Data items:
::::::::::

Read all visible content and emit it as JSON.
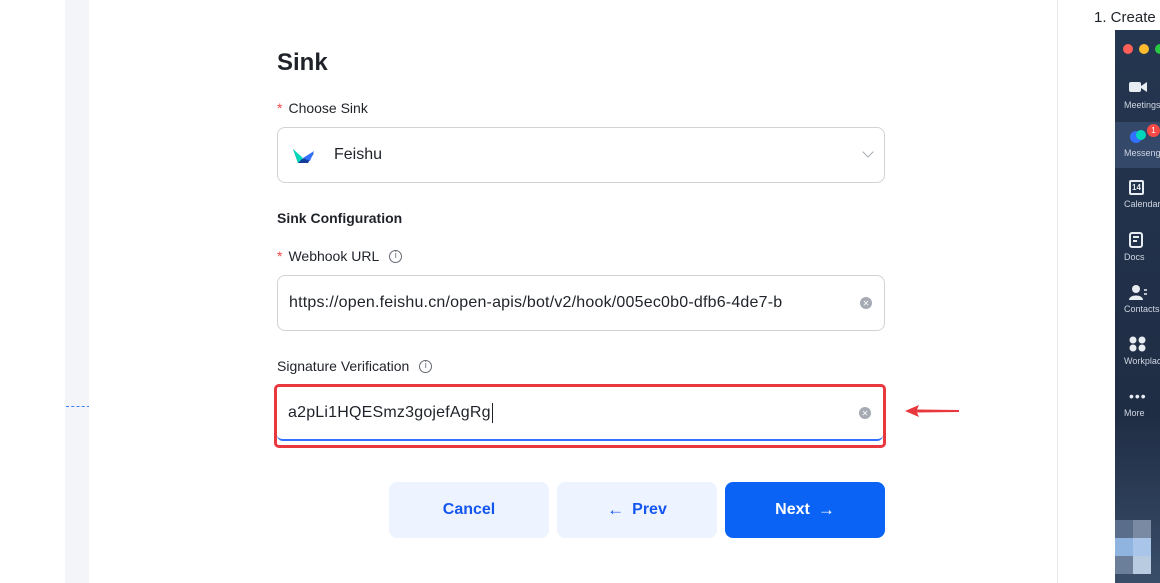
{
  "form": {
    "title": "Sink",
    "choose_sink_label": "Choose Sink",
    "required_mark": "*",
    "selected_sink": "Feishu",
    "section_title": "Sink Configuration",
    "webhook_label": "Webhook URL",
    "webhook_value": "https://open.feishu.cn/open-apis/bot/v2/hook/005ec0b0-dfb6-4de7-b",
    "signature_label": "Signature Verification",
    "signature_value": "a2pLi1HQESmz3gojefAgRg"
  },
  "buttons": {
    "cancel": "Cancel",
    "prev": "Prev",
    "next": "Next"
  },
  "sidebar": {
    "step_text": "1.  Create",
    "items": [
      {
        "label": "Meetings",
        "icon": "video-icon"
      },
      {
        "label": "Messenger",
        "icon": "messenger-icon",
        "badge": "1"
      },
      {
        "label": "Calendar",
        "icon": "calendar-icon",
        "glyph": "14"
      },
      {
        "label": "Docs",
        "icon": "docs-icon"
      },
      {
        "label": "Contacts",
        "icon": "contacts-icon"
      },
      {
        "label": "Workplace",
        "icon": "workplace-icon"
      },
      {
        "label": "More",
        "icon": "more-icon"
      }
    ]
  },
  "colors": {
    "primary": "#0a63f5",
    "highlight": "#e8383d",
    "required": "#f54a45"
  }
}
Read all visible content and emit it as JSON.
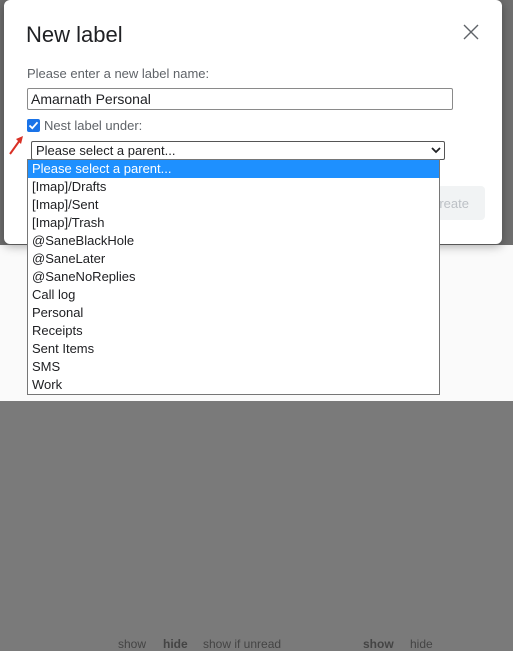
{
  "dialog": {
    "title": "New label",
    "prompt": "Please enter a new label name:",
    "name_value": "Amarnath Personal",
    "nest_checked": true,
    "nest_label": "Nest label under:",
    "parent_select": {
      "value": "Please select a parent...",
      "options": [
        "Please select a parent...",
        "[Imap]/Drafts",
        "[Imap]/Sent",
        "[Imap]/Trash",
        "@SaneBlackHole",
        "@SaneLater",
        "@SaneNoReplies",
        "Call log",
        "Personal",
        "Receipts",
        "Sent Items",
        "SMS",
        "Work"
      ]
    },
    "create_label": "Create"
  },
  "background": {
    "row": [
      "show",
      "hide",
      "show if unread",
      "show",
      "hide"
    ]
  },
  "colors": {
    "accent": "#1a73e8",
    "selected_option": "#1e90ff",
    "annotation_arrow": "#d93025"
  }
}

::::::::::

# What you are asked to do
Return all of the entries word for word, but omit the pictures.

# Full response
Read all visible content and emit it as JSON.
{
  "form": {
    "title": "Sink",
    "choose_sink_label": "Choose Sink",
    "required_mark": "*",
    "selected_sink": "Feishu",
    "section_title": "Sink Configuration",
    "webhook_label": "Webhook URL",
    "webhook_value": "https://open.feishu.cn/open-apis/bot/v2/hook/005ec0b0-dfb6-4de7-b",
    "signature_label": "Signature Verification",
    "signature_value": "a2pLi1HQESmz3gojefAgRg"
  },
  "buttons": {
    "cancel": "Cancel",
    "prev": "Prev",
    "next": "Next"
  },
  "sidebar": {
    "step_text": "1.  Create",
    "items": [
      {
        "label": "Meetings",
        "icon": "video-icon"
      },
      {
        "label": "Messenger",
        "icon": "messenger-icon",
        "badge": "1"
      },
      {
        "label": "Calendar",
        "icon": "calendar-icon",
        "glyph": "14"
      },
      {
        "label": "Docs",
        "icon": "docs-icon"
      },
      {
        "label": "Contacts",
        "icon": "contacts-icon"
      },
      {
        "label": "Workplace",
        "icon": "workplace-icon"
      },
      {
        "label": "More",
        "icon": "more-icon"
      }
    ]
  },
  "colors": {
    "primary": "#0a63f5",
    "highlight": "#e8383d",
    "required": "#f54a45"
  }
}
Read all visible content and emit it as JSON.
{
  "dialog": {
    "title": "New label",
    "prompt": "Please enter a new label name:",
    "name_value": "Amarnath Personal",
    "nest_checked": true,
    "nest_label": "Nest label under:",
    "parent_select": {
      "value": "Please select a parent...",
      "options": [
        "Please select a parent...",
        "[Imap]/Drafts",
        "[Imap]/Sent",
        "[Imap]/Trash",
        "@SaneBlackHole",
        "@SaneLater",
        "@SaneNoReplies",
        "Call log",
        "Personal",
        "Receipts",
        "Sent Items",
        "SMS",
        "Work"
      ]
    },
    "create_label": "Create"
  },
  "background": {
    "row": [
      "show",
      "hide",
      "show if unread",
      "show",
      "hide"
    ]
  },
  "colors": {
    "accent": "#1a73e8",
    "selected_option": "#1e90ff",
    "annotation_arrow": "#d93025"
  }
}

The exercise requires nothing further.